#### TEXT PASSAGE

This is where a neat trick comes in. You can binary search over the range of possible answers itself. That is the whole idea of this tutorial.

🎯 The Problem First

Let me give you the pain before the cure.

You want the integer square root of 50. That means the largest whole number whose square is not more than 50. You could start at 1 and try every number. 1, 2, 3, 4, 5, 6, 7. At 7 the square is 49 which is fine. At 8 the square is 64 which is too big. So the answer is 7.

That works. But what if the number is huge, like 10 billion? Trying one by one is painfully slow. You would do billions of checks.

The fix is binary search on the answer. Instead of walking through every candidate, you cut the range of possible answers in half each time. So even a huge range gets solved in very few steps.

🌍 A Real-World Analogy

Think of a guessing game. Riya picks a secret number between 1 and 100. You guess. After each guess she only tells you “too high” or “too low”.

What do you do? You don’t guess 1, 2, 3 one by one. You guess 50 first. If she says too low, the answer is somewhere in 51 to 100. So you throw away the bottom half. Then you guess 75. And so on. Each guess cuts the leftover range in half.

Binary search on the answer is exactly this game. The secret number is your answer. The “too high” or “too low” hint comes from a small check you write yourself.

📚 What Is Binary Search on the Answer?

Here is the plain meaning.

You are not searching inside an array. You are searching inside a range of numbers where the answer could live. You keep a low and a high. You pick the middle value. You ask one yes-or-no question about it. Then you throw away the half that cannot hold the answer.

########
#### DATA ROWS

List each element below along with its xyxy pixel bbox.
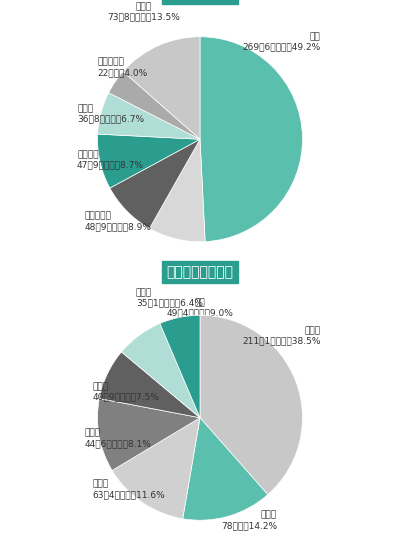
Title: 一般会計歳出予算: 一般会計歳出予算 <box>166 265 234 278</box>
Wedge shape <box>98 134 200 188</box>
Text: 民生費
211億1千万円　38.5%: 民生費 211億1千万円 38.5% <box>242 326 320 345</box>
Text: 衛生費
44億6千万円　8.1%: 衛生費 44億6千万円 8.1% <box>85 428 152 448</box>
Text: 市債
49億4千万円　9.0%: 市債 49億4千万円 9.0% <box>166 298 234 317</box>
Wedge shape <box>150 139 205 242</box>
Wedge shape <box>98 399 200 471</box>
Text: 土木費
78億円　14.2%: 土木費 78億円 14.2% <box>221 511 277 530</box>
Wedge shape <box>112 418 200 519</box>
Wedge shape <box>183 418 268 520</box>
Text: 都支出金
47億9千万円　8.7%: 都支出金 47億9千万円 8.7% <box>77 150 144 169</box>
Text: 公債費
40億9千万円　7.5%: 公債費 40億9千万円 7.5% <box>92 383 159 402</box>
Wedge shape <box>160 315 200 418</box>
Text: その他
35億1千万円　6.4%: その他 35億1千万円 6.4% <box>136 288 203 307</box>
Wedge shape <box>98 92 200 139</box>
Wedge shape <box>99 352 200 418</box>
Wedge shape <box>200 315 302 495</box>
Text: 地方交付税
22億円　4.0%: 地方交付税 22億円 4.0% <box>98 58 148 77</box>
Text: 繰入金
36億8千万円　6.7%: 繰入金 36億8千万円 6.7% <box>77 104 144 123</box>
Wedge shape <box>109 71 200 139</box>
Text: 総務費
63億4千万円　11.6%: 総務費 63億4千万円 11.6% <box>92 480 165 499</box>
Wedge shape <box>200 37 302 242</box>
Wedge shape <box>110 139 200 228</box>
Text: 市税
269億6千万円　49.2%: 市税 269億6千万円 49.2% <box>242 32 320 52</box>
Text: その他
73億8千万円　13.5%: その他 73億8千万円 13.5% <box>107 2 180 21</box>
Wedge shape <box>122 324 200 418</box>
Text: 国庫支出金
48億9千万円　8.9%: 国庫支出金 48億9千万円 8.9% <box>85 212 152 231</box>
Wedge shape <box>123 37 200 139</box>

########
#### DATA ROWS

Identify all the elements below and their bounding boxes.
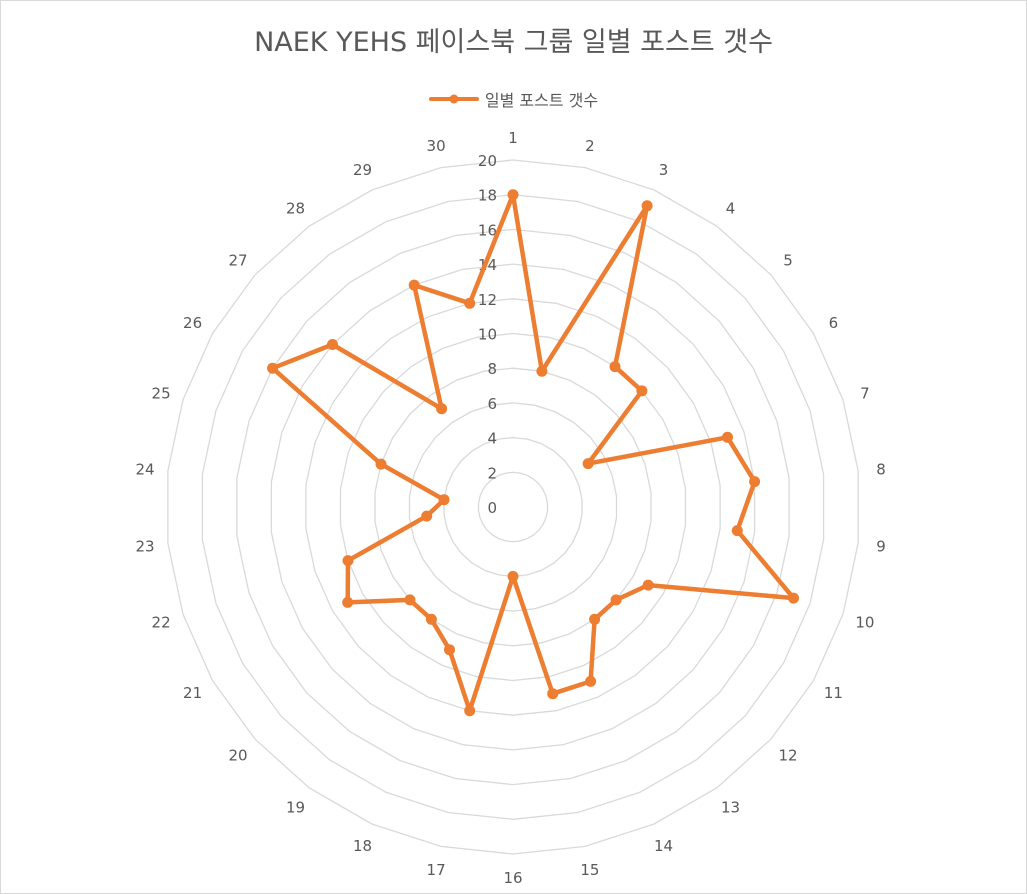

########

**TASK LIST**
A. Retype the rows starting with the line containing "List each element" and going on through the line containing "Wedge shape <box>123 37 200 139</box>", and leave out the pictures.
B. Continue the text on binary search over the answer from where it stops.
The text and the rows have no connection to each other.

**RESPONSES TO THE EXERCISE**
A.
List each element below along with its xyxy pixel bbox.
Title: 一般会計歳出予算: 一般会計歳出予算 <box>166 265 234 278</box>
Wedge shape <box>98 134 200 188</box>
Text: 民生費
211億1千万円　38.5%: 民生費 211億1千万円 38.5% <box>242 326 320 345</box>
Text: 衛生費
44億6千万円　8.1%: 衛生費 44億6千万円 8.1% <box>85 428 152 448</box>
Text: 市債
49億4千万円　9.0%: 市債 49億4千万円 9.0% <box>166 298 234 317</box>
Wedge shape <box>150 139 205 242</box>
Wedge shape <box>98 399 200 471</box>
Text: 土木費
78億円　14.2%: 土木費 78億円 14.2% <box>221 511 277 530</box>
Wedge shape <box>112 418 200 519</box>
Wedge shape <box>183 418 268 520</box>
Text: 都支出金
47億9千万円　8.7%: 都支出金 47億9千万円 8.7% <box>77 150 144 169</box>
Text: 公債費
40億9千万円　7.5%: 公債費 40億9千万円 7.5% <box>92 383 159 402</box>
Wedge shape <box>160 315 200 418</box>
Text: その他
35億1千万円　6.4%: その他 35億1千万円 6.4% <box>136 288 203 307</box>
Wedge shape <box>98 92 200 139</box>
Wedge shape <box>99 352 200 418</box>
Wedge shape <box>200 315 302 495</box>
Text: 地方交付税
22億円　4.0%: 地方交付税 22億円 4.0% <box>98 58 148 77</box>
Text: 繰入金
36億8千万円　6.7%: 繰入金 36億8千万円 6.7% <box>77 104 144 123</box>
Wedge shape <box>109 71 200 139</box>
Text: 総務費
63億4千万円　11.6%: 総務費 63億4千万円 11.6% <box>92 480 165 499</box>
Wedge shape <box>200 37 302 242</box>
Wedge shape <box>110 139 200 228</box>
Text: 市税
269億6千万円　49.2%: 市税 269億6千万円 49.2% <box>242 32 320 52</box>
Text: その他
73億8千万円　13.5%: その他 73億8千万円 13.5% <box>107 2 180 21</box>
Wedge shape <box>122 324 200 418</box>
Text: 国庫支出金
48億9千万円　8.9%: 国庫支出金 48億9千万円 8.9% <box>85 212 152 231</box>
Wedge shape <box>123 37 200 139</box>

B.
The yes-or-no question has a name. We call it the feasibility check. It is a small function. It takes a candidate value and answers one thing. “Is this value good enough?” Yes or no. Nothing more.

For the square root problem the feasibility check is easy. Given a candidate x, ask: is x times x not more than n? If yes, then x could be the answer, or the answer is even bigger. If no, then x is too big and the real answer is smaller.

🔑 The One Rule That Makes It Work

This trick does not work on every problem. There is one thing the problem must have. We call it being monotonic. That just means the Yes answers and No answers do not mix together. They stay in two clean blocks.

Picture the candidates lined up from small to big. The feasibility check should look like this.

candidate:  1   2   3   4   5   6   7   8   9   10
good?       Y   Y   Y   Y   Y   Y   Y   N   N   N
                                        ^
                                   the boundary

See how all the Yes values sit together? Then all the No values sit together. There is one clean line where Yes turns into No. That line is your answer. Binary search is great at finding that exact line fast.

If your problem looks like Y N Y N Y mixed up randomly, then binary search on the answer will not work. So before you use this pattern, always check one thing. Do the good answers form one solid block?

⚙️ How It Works Step by Step

Let me walk through finding the integer square root of 50.

  • Start with low = 0 and high = 50. The answer is somewhere in here.
  • Pick the middle. mid = 25. Check: is 25 * 25 = 625 not more than 50? No, way too big. So the answer is smaller. Move high down to 24.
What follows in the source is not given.